BEGIN MATERIAL FOR THIS EXERCISE

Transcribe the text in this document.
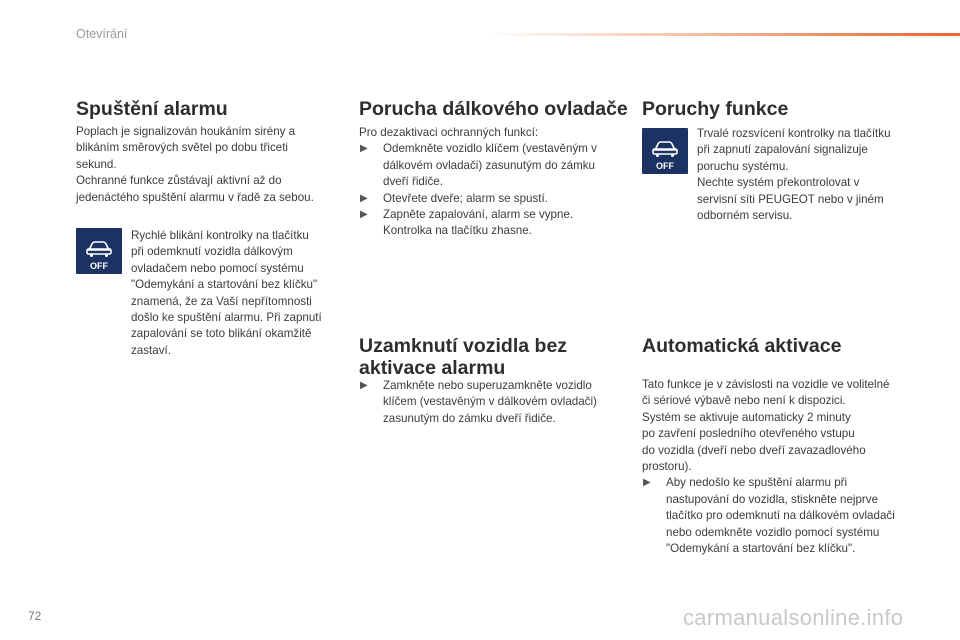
Otevírání
Spuštění alarmu

Poplach je signalizován houkáním sirény a

blikáním směrových světel po dobu třiceti

sekund.

Ochranné funkce zůstávají aktivní až do

jedenáctého spuštění alarmu v řadě za sebou.

OFF

Rychlé blikání kontrolky na tlačítku

při odemknutí vozidla dálkovým

ovladačem nebo pomocí systému

"Odemykání a startování bez klíčku"

znamená, že za Vaší nepřítomnosti

došlo ke spuštění alarmu. Při zapnutí

zapalování se toto blikání okamžitě

zastaví.

Porucha dálkového ovladače

Pro dezaktivaci ochranných funkcí:

▶ Odemkněte vozidlo klíčem (vestavěným v

dálkovém ovladači) zasunutým do zámku

dveří řidiče.

▶ Otevřete dveře; alarm se spustí.

▶ Zapněte zapalování, alarm se vypne.

Kontrolka na tlačítku zhasne.

Uzamknutí vozidla bez
aktivace alarmu
▶ Zamkněte nebo superuzamkněte vozidlo

klíčem (vestavěným v dálkovém ovladači)

zasunutým do zámku dveří řidiče.

Poruchy funkce
OFF

Trvalé rozsvícení kontrolky na tlačítku

při zapnutí zapalování signalizuje

poruchu systému.

Nechte systém překontrolovat v

servisní síti PEUGEOT nebo v jiném

odborném servisu.

Automatická aktivace

Tato funkce je v závislosti na vozidle ve volitelné

či sériové výbavě nebo není k dispozici.

Systém se aktivuje automaticky 2 minuty

po zavření posledního otevřeného vstupu

do vozidla (dveří nebo dveří zavazadlového

prostoru).

▶ Aby nedošlo ke spuštění alarmu při

nastupování do vozidla, stiskněte nejprve

tlačítko pro odemknutí na dálkovém ovladači

nebo odemkněte vozidlo pomocí systému

"Odemykání a startování bez klíčku".

72	carmanualsonline.info
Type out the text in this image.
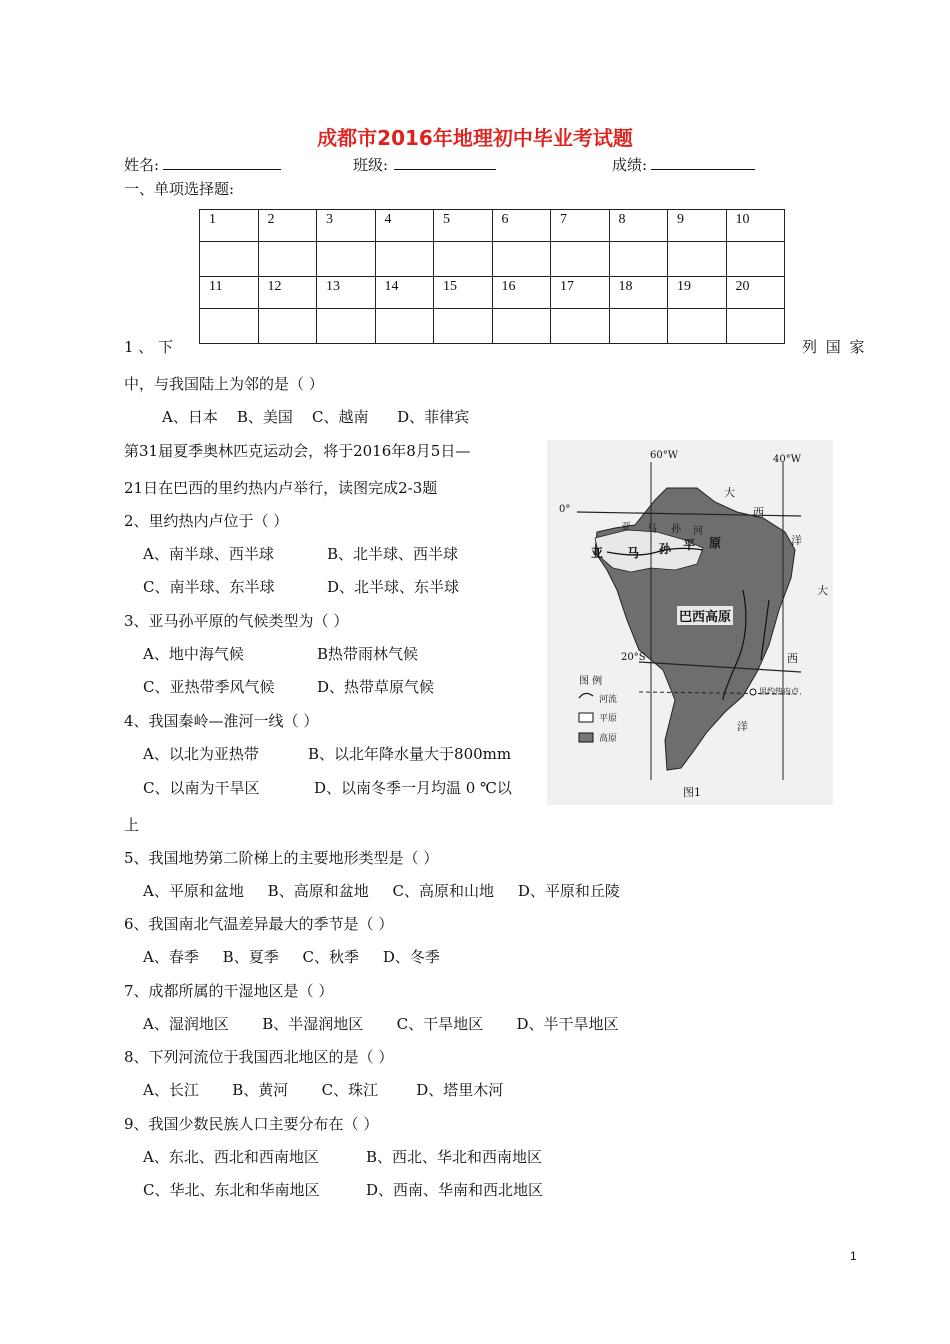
成都市2016年地理初中毕业考试题
姓名:	班级:	成绩:
一、单项选择题:
1	2	3	4	5	6	7	8	9	10

11	12	13	14	15	16	17	18	19	20

1 、 下	列 国 家
中，与我国陆上为邻的是（ ）
A、日本    B、美国    C、越南      D、菲律宾
第31届夏季奥林匹克运动会，将于2016年8月5日—
21日在巴西的里约热内卢举行，读图完成2-3题
2、里约热内卢位于（ ）
A、南半球、西半球	B、北半球、西半球
C、南半球、东半球	D、北半球、东半球
3、亚马孙平原的气候类型为（ ）
A、地中海气候	B热带雨林气候
C、亚热带季风气候	D、热带草原气候
4、我国秦岭—淮河一线（ ）
A、以北为亚热带	B、以北年降水量大于800mm
C、以南为干旱区	D、以南冬季一月均温 0 ℃以
上
5、我国地势第二阶梯上的主要地形类型是（ ）
A、平原和盆地     B、高原和盆地     C、高原和山地     D、平原和丘陵
6、我国南北气温差异最大的季节是（ ）
A、春季     B、夏季     C、秋季     D、冬季
7、成都所属的干湿地区是（ ）
A、湿润地区       B、半湿润地区       C、干旱地区       D、半干旱地区
8、下列河流位于我国西北地区的是（ ）
A、长江       B、黄河       C、珠江        D、塔里木河
9、我国少数民族人口主要分布在（ ）
A、东北、西北和西南地区	B、西北、华北和西南地区
C、华北、东北和华南地区	D、西南、华南和西北地区
60°W	40°W
0°
20°S
大
西
洋
大
西
洋
亚 马 孙 河
亚 马 孙 平 原
巴西高原
图 例
河流
平原
高原
里约热内卢
图1
1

END MATERIAL FOR THIS EXERCISE

(WHAT TO PRODUCE) Copy all of the entries verbatim, leaving out any pictures they contain.

(EXERCISE OUTPUT)
Transcribe the text in this document.
Otevírání
Spuštění alarmu

Poplach je signalizován houkáním sirény a

blikáním směrových světel po dobu třiceti

sekund.

Ochranné funkce zůstávají aktivní až do

jedenáctého spuštění alarmu v řadě za sebou.

OFF

Rychlé blikání kontrolky na tlačítku

při odemknutí vozidla dálkovým

ovladačem nebo pomocí systému

"Odemykání a startování bez klíčku"

znamená, že za Vaší nepřítomnosti

došlo ke spuštění alarmu. Při zapnutí

zapalování se toto blikání okamžitě

zastaví.

Porucha dálkového ovladače

Pro dezaktivaci ochranných funkcí:

▶ Odemkněte vozidlo klíčem (vestavěným v

dálkovém ovladači) zasunutým do zámku

dveří řidiče.

▶ Otevřete dveře; alarm se spustí.

▶ Zapněte zapalování, alarm se vypne.

Kontrolka na tlačítku zhasne.

Uzamknutí vozidla bez
aktivace alarmu
▶ Zamkněte nebo superuzamkněte vozidlo

klíčem (vestavěným v dálkovém ovladači)

zasunutým do zámku dveří řidiče.

Poruchy funkce
OFF

Trvalé rozsvícení kontrolky na tlačítku

při zapnutí zapalování signalizuje

poruchu systému.

Nechte systém překontrolovat v

servisní síti PEUGEOT nebo v jiném

odborném servisu.

Automatická aktivace

Tato funkce je v závislosti na vozidle ve volitelné

či sériové výbavě nebo není k dispozici.

Systém se aktivuje automaticky 2 minuty

po zavření posledního otevřeného vstupu

do vozidla (dveří nebo dveří zavazadlového

prostoru).

▶ Aby nedošlo ke spuštění alarmu při

nastupování do vozidla, stiskněte nejprve

tlačítko pro odemknutí na dálkovém ovladači

nebo odemkněte vozidlo pomocí systému

"Odemykání a startování bez klíčku".

72	carmanualsonline.info
Type out the text in this image.
成都市2016年地理初中毕业考试题
姓名:	班级:	成绩:
一、单项选择题:
1	2	3	4	5	6	7	8	9	10

11	12	13	14	15	16	17	18	19	20

1 、 下	列 国 家
中，与我国陆上为邻的是（ ）
A、日本    B、美国    C、越南      D、菲律宾
第31届夏季奥林匹克运动会，将于2016年8月5日—
21日在巴西的里约热内卢举行，读图完成2-3题
2、里约热内卢位于（ ）
A、南半球、西半球	B、北半球、西半球
C、南半球、东半球	D、北半球、东半球
3、亚马孙平原的气候类型为（ ）
A、地中海气候	B热带雨林气候
C、亚热带季风气候	D、热带草原气候
4、我国秦岭—淮河一线（ ）
A、以北为亚热带	B、以北年降水量大于800mm
C、以南为干旱区	D、以南冬季一月均温 0 ℃以
上
5、我国地势第二阶梯上的主要地形类型是（ ）
A、平原和盆地     B、高原和盆地     C、高原和山地     D、平原和丘陵
6、我国南北气温差异最大的季节是（ ）
A、春季     B、夏季     C、秋季     D、冬季
7、成都所属的干湿地区是（ ）
A、湿润地区       B、半湿润地区       C、干旱地区       D、半干旱地区
8、下列河流位于我国西北地区的是（ ）
A、长江       B、黄河       C、珠江        D、塔里木河
9、我国少数民族人口主要分布在（ ）
A、东北、西北和西南地区	B、西北、华北和西南地区
C、华北、东北和华南地区	D、西南、华南和西北地区
60°W	40°W
0°
20°S
大
西
洋
大
西
洋
亚 马 孙 河
亚 马 孙 平 原
巴西高原
图 例
河流
平原
高原
里约热内卢
图1
1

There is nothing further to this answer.